WHAT YOU SHOULD DO -> Go through the listing and pick out each line with the word "marzo" in it.

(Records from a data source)
/---
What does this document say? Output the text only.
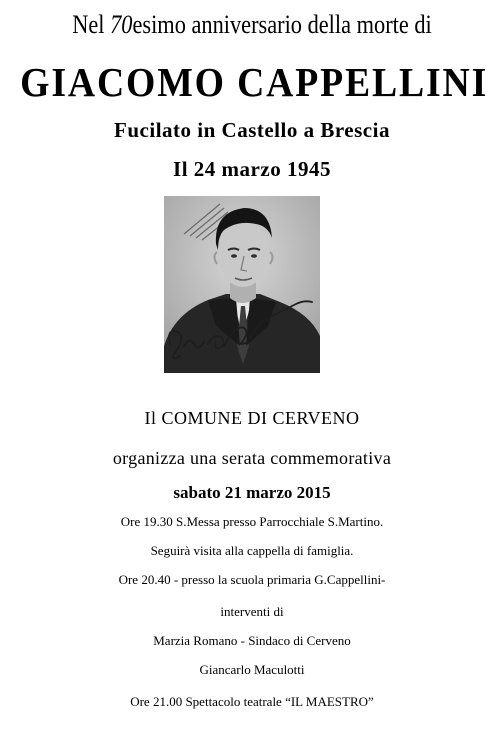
Nel 70esimo anniversario della morte di
GIACOMO CAPPELLINI
Fucilato in Castello a Brescia
Il 24 marzo 1945
Il COMUNE DI CERVENO
organizza una serata commemorativa
sabato 21 marzo 2015
Ore 19.30 S.Messa presso Parrocchiale S.Martino.
Seguirà visita alla cappella di famiglia.
Ore 20.40 - presso la scuola primaria G.Cappellini-
interventi di
Marzia Romano - Sindaco di Cerveno
Giancarlo Maculotti
Ore 21.00 Spettacolo teatrale “IL MAESTRO”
\---
ANSWER TO THE EXERCISE ->
Il 24 marzo 1945
sabato 21 marzo 2015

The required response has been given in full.